start DATA FOR THIS TASK
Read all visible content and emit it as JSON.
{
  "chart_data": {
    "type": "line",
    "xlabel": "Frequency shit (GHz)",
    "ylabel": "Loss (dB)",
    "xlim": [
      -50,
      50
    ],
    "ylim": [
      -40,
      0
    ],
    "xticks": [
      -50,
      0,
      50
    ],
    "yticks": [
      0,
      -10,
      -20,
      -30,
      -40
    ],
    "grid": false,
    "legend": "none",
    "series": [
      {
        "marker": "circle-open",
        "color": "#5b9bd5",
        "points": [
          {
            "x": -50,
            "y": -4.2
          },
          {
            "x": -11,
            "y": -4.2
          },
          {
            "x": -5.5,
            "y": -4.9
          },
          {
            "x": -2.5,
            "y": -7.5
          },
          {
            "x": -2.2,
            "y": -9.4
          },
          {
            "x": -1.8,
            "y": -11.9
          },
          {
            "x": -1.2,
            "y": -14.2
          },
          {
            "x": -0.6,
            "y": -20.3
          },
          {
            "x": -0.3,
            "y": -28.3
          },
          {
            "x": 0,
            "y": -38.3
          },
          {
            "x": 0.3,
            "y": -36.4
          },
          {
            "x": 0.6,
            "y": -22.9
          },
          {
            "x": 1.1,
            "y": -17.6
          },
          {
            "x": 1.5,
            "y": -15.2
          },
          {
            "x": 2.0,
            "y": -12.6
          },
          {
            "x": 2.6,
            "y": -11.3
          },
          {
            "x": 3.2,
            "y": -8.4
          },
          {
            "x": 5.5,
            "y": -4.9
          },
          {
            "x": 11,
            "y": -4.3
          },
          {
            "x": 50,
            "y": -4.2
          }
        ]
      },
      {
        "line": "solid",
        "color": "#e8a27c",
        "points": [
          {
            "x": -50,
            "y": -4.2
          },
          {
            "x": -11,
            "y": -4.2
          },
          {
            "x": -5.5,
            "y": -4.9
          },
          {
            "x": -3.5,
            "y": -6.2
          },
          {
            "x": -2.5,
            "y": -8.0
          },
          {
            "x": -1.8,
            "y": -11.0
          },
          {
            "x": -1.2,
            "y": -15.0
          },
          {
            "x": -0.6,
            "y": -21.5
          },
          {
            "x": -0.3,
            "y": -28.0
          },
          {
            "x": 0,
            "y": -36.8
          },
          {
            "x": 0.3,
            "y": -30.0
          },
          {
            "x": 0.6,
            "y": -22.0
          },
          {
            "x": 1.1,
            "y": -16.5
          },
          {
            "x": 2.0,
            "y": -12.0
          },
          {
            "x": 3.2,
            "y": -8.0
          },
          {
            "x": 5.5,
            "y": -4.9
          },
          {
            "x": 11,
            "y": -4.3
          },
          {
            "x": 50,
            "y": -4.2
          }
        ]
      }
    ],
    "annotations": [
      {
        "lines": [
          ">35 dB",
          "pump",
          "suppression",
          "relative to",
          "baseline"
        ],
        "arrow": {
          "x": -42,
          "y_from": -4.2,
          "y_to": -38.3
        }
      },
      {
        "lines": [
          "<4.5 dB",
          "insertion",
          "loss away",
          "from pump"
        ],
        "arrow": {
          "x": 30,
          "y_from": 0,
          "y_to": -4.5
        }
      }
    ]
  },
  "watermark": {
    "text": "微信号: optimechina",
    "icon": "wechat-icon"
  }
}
end DATA FOR THIS TASK
Write out the listing once more, matching it exactly.

Read all visible content and emit it as JSON.
{
  "chart_data": {
    "type": "line",
    "xlabel": "Frequency shit (GHz)",
    "ylabel": "Loss (dB)",
    "xlim": [
      -50,
      50
    ],
    "ylim": [
      -40,
      0
    ],
    "xticks": [
      -50,
      0,
      50
    ],
    "yticks": [
      0,
      -10,
      -20,
      -30,
      -40
    ],
    "grid": false,
    "legend": "none",
    "series": [
      {
        "marker": "circle-open",
        "color": "#5b9bd5",
        "points": [
          {
            "x": -50,
            "y": -4.2
          },
          {
            "x": -11,
            "y": -4.2
          },
          {
            "x": -5.5,
            "y": -4.9
          },
          {
            "x": -2.5,
            "y": -7.5
          },
          {
            "x": -2.2,
            "y": -9.4
          },
          {
            "x": -1.8,
            "y": -11.9
          },
          {
            "x": -1.2,
            "y": -14.2
          },
          {
            "x": -0.6,
            "y": -20.3
          },
          {
            "x": -0.3,
            "y": -28.3
          },
          {
            "x": 0,
            "y": -38.3
          },
          {
            "x": 0.3,
            "y": -36.4
          },
          {
            "x": 0.6,
            "y": -22.9
          },
          {
            "x": 1.1,
            "y": -17.6
          },
          {
            "x": 1.5,
            "y": -15.2
          },
          {
            "x": 2.0,
            "y": -12.6
          },
          {
            "x": 2.6,
            "y": -11.3
          },
          {
            "x": 3.2,
            "y": -8.4
          },
          {
            "x": 5.5,
            "y": -4.9
          },
          {
            "x": 11,
            "y": -4.3
          },
          {
            "x": 50,
            "y": -4.2
          }
        ]
      },
      {
        "line": "solid",
        "color": "#e8a27c",
        "points": [
          {
            "x": -50,
            "y": -4.2
          },
          {
            "x": -11,
            "y": -4.2
          },
          {
            "x": -5.5,
            "y": -4.9
          },
          {
            "x": -3.5,
            "y": -6.2
          },
          {
            "x": -2.5,
            "y": -8.0
          },
          {
            "x": -1.8,
            "y": -11.0
          },
          {
            "x": -1.2,
            "y": -15.0
          },
          {
            "x": -0.6,
            "y": -21.5
          },
          {
            "x": -0.3,
            "y": -28.0
          },
          {
            "x": 0,
            "y": -36.8
          },
          {
            "x": 0.3,
            "y": -30.0
          },
          {
            "x": 0.6,
            "y": -22.0
          },
          {
            "x": 1.1,
            "y": -16.5
          },
          {
            "x": 2.0,
            "y": -12.0
          },
          {
            "x": 3.2,
            "y": -8.0
          },
          {
            "x": 5.5,
            "y": -4.9
          },
          {
            "x": 11,
            "y": -4.3
          },
          {
            "x": 50,
            "y": -4.2
          }
        ]
      }
    ],
    "annotations": [
      {
        "lines": [
          ">35 dB",
          "pump",
          "suppression",
          "relative to",
          "baseline"
        ],
        "arrow": {
          "x": -42,
          "y_from": -4.2,
          "y_to": -38.3
        }
      },
      {
        "lines": [
          "<4.5 dB",
          "insertion",
          "loss away",
          "from pump"
        ],
        "arrow": {
          "x": 30,
          "y_from": 0,
          "y_to": -4.5
        }
      }
    ]
  },
  "watermark": {
    "text": "微信号: optimechina",
    "icon": "wechat-icon"
  }
}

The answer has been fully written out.